» **JOB**:
Identify and reproduce every line holding the string "dispute".
[begin GIVEN DATA]
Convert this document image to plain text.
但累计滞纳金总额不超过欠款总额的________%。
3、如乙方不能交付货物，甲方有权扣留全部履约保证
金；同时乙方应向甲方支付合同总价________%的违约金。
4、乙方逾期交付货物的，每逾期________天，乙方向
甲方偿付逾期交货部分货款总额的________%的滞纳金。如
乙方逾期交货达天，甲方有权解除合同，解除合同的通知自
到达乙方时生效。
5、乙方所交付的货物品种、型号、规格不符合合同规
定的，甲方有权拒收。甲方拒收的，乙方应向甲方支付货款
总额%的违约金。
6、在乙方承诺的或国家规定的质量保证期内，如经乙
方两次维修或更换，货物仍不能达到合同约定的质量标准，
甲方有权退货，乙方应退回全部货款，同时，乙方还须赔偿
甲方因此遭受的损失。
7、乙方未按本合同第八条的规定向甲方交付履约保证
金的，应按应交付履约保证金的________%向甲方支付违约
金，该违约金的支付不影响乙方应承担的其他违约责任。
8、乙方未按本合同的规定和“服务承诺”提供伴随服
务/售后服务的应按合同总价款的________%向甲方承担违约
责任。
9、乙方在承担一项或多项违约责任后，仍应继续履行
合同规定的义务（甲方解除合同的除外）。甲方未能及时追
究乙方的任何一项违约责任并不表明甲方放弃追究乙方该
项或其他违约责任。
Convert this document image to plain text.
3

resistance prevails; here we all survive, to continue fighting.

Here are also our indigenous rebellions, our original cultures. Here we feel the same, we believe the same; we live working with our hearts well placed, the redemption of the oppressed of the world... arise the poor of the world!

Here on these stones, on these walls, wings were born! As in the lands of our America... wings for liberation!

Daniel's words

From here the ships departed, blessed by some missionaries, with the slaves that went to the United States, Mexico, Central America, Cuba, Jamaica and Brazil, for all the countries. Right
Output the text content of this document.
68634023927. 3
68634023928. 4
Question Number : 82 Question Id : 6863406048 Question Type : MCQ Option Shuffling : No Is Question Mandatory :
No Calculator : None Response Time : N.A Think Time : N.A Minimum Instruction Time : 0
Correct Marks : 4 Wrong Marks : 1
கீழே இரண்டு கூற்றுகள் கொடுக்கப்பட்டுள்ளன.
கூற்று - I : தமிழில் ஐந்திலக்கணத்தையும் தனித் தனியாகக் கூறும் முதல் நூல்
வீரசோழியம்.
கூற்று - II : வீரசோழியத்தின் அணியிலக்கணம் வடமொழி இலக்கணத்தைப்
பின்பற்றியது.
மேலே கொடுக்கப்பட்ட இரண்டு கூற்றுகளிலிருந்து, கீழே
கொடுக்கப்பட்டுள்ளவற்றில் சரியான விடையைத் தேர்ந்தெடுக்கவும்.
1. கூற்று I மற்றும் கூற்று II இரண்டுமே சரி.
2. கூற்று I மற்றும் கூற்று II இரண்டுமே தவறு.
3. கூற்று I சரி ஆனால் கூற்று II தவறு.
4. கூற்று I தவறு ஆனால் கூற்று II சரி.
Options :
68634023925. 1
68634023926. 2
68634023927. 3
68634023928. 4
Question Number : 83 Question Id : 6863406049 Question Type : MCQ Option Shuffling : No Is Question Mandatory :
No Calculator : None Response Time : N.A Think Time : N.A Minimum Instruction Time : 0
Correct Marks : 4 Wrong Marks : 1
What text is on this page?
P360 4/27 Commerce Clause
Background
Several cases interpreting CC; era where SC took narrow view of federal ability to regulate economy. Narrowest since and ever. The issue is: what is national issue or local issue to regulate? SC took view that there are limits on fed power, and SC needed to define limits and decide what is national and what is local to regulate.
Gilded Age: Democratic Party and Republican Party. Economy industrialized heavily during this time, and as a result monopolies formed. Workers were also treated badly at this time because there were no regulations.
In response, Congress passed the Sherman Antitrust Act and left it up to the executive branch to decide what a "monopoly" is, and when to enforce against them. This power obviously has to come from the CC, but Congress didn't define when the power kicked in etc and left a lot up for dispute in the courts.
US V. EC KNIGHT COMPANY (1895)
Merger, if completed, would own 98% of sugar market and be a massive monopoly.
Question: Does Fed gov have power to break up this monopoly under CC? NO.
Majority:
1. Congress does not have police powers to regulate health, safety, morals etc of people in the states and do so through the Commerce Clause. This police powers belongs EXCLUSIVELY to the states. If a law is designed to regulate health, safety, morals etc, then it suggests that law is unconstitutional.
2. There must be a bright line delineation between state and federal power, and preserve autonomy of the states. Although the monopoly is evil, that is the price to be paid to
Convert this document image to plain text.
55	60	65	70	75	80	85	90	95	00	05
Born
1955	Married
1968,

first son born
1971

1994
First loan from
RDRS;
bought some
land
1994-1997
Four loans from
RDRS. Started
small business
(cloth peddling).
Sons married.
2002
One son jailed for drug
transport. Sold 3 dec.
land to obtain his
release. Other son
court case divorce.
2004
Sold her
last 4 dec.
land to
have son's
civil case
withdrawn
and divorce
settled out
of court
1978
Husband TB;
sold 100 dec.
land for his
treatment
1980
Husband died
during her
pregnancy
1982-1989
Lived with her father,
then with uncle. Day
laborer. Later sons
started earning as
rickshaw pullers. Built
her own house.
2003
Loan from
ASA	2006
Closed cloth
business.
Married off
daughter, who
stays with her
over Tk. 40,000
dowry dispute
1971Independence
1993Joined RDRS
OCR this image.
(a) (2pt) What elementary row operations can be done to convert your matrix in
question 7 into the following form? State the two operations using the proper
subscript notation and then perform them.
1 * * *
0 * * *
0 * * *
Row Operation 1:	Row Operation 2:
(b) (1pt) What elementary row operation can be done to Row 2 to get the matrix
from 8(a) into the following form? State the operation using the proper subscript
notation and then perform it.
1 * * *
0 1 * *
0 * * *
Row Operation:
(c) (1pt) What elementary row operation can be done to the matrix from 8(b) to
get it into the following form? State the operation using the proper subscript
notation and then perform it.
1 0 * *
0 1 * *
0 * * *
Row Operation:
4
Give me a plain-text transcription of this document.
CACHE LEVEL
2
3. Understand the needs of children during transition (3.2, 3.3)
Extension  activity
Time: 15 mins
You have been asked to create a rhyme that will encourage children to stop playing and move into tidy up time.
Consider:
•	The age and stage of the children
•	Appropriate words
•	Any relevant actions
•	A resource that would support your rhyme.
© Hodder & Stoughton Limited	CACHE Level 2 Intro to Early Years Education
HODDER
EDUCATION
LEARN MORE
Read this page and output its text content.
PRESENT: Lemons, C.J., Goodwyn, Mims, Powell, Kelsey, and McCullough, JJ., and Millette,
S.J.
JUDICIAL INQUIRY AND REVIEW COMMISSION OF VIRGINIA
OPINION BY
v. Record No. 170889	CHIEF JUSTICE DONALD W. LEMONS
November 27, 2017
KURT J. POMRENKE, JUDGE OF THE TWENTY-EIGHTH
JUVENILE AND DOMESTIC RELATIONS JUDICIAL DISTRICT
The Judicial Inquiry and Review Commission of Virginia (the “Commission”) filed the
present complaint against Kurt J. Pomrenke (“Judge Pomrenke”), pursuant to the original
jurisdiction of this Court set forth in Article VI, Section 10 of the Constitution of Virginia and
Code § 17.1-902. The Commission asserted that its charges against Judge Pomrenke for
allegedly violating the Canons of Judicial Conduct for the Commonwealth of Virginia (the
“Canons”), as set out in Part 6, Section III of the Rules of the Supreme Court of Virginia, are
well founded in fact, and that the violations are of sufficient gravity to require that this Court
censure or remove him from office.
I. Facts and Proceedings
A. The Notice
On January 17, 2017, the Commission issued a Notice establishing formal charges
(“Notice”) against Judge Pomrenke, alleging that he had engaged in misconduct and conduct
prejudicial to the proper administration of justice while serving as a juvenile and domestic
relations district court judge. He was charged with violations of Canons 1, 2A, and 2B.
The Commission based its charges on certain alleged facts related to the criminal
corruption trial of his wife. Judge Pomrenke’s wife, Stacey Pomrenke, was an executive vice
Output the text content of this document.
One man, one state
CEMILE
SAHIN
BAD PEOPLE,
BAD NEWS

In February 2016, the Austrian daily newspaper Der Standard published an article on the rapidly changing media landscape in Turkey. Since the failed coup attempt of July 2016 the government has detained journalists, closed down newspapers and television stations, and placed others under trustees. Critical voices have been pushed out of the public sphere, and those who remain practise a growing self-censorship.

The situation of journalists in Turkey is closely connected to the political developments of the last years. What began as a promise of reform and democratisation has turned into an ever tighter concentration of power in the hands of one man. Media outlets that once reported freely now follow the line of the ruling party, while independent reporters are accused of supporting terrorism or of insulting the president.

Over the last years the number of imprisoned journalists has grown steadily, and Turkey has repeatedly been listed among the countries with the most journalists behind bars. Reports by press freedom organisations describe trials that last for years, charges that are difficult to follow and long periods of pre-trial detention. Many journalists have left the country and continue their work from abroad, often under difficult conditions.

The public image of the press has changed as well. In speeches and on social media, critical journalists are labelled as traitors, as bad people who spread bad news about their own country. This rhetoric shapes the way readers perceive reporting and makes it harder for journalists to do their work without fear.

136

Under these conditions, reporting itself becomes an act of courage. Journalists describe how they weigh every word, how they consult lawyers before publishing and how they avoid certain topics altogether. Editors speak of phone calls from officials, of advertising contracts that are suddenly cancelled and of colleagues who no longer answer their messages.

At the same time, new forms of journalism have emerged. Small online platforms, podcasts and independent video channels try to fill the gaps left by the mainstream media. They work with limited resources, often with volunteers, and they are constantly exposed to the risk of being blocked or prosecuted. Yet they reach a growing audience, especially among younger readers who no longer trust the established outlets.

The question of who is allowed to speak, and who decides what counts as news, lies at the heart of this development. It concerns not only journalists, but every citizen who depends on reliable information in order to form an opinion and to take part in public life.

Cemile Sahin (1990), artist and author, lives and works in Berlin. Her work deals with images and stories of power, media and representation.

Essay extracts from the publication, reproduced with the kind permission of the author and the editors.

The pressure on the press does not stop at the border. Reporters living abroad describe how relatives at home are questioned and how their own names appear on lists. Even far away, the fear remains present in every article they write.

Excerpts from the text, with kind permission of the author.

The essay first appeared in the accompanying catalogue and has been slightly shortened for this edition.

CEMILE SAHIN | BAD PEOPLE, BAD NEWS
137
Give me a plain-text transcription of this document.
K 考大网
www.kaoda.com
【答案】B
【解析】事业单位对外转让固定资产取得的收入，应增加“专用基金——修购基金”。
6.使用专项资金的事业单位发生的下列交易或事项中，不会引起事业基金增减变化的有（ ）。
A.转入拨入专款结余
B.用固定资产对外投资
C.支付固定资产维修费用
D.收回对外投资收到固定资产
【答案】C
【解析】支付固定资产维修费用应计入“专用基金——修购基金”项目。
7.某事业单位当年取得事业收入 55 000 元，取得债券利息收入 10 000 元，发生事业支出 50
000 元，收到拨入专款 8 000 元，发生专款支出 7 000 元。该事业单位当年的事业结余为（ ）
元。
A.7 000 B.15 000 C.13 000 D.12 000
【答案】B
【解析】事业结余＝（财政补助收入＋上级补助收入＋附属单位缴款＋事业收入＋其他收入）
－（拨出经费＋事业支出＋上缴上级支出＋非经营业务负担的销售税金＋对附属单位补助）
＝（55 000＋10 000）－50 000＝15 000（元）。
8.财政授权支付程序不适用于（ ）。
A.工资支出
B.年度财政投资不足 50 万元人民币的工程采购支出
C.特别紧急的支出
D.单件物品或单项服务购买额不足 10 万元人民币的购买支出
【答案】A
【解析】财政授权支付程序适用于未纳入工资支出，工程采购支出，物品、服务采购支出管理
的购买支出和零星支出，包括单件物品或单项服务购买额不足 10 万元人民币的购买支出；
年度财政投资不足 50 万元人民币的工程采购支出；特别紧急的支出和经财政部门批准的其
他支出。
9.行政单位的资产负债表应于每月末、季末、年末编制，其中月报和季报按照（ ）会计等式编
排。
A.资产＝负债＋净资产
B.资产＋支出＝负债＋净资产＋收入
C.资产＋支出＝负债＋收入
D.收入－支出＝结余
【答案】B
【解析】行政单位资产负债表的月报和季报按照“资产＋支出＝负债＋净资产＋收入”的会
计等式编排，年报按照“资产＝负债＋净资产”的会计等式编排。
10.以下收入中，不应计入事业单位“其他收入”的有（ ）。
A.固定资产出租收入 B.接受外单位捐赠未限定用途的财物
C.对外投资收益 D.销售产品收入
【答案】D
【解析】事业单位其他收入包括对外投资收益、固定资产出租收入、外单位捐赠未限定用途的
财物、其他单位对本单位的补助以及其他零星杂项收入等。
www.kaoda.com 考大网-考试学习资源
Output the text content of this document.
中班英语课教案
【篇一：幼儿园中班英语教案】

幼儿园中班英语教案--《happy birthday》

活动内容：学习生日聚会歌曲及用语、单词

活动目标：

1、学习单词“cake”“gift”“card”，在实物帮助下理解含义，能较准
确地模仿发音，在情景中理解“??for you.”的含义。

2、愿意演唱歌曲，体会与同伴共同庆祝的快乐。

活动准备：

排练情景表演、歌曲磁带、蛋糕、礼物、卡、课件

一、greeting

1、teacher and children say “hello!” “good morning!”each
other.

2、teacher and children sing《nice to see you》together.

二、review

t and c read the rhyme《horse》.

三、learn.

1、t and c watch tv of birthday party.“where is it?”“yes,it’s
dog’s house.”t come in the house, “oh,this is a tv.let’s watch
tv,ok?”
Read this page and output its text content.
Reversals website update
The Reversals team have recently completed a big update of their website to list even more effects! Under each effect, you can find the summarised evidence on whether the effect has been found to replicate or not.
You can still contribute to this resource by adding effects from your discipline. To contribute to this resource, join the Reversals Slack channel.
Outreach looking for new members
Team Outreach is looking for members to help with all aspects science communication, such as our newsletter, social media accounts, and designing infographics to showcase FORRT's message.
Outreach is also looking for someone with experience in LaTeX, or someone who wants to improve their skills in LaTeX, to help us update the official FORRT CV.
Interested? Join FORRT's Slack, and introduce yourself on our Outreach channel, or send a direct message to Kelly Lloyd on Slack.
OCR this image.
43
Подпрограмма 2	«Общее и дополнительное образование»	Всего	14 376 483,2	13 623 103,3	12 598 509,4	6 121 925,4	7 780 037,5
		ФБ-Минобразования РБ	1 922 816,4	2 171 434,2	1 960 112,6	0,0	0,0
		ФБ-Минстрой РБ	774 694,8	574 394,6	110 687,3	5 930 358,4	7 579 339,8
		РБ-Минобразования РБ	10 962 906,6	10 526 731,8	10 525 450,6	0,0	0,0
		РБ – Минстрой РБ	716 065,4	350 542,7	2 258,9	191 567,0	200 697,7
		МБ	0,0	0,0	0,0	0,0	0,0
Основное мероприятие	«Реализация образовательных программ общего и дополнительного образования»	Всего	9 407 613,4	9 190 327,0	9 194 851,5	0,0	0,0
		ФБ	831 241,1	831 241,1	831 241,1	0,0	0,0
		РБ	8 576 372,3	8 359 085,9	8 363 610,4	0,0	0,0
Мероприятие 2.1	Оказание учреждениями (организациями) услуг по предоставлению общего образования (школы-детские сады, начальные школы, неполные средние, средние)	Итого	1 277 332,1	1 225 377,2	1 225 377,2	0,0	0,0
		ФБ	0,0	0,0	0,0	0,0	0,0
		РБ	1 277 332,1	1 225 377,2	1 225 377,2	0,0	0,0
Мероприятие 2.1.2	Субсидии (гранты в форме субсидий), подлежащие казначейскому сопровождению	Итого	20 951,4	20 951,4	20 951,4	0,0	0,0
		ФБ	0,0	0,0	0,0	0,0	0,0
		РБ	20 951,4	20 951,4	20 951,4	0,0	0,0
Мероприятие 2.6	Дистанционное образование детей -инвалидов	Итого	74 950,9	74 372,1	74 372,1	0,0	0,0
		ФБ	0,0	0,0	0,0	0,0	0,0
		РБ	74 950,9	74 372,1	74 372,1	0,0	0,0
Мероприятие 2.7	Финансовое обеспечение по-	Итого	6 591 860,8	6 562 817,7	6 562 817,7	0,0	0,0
[end GIVEN DATA]
» **TASK SOLUTION**:
In response, Congress passed the Sherman Antitrust Act and left it up to the executive branch to decide what a "monopoly" is, and when to enforce against them. This power obviously has to come from the CC, but Congress didn't define when the power kicked in etc and left a lot up for dispute in the courts.
dowry dispute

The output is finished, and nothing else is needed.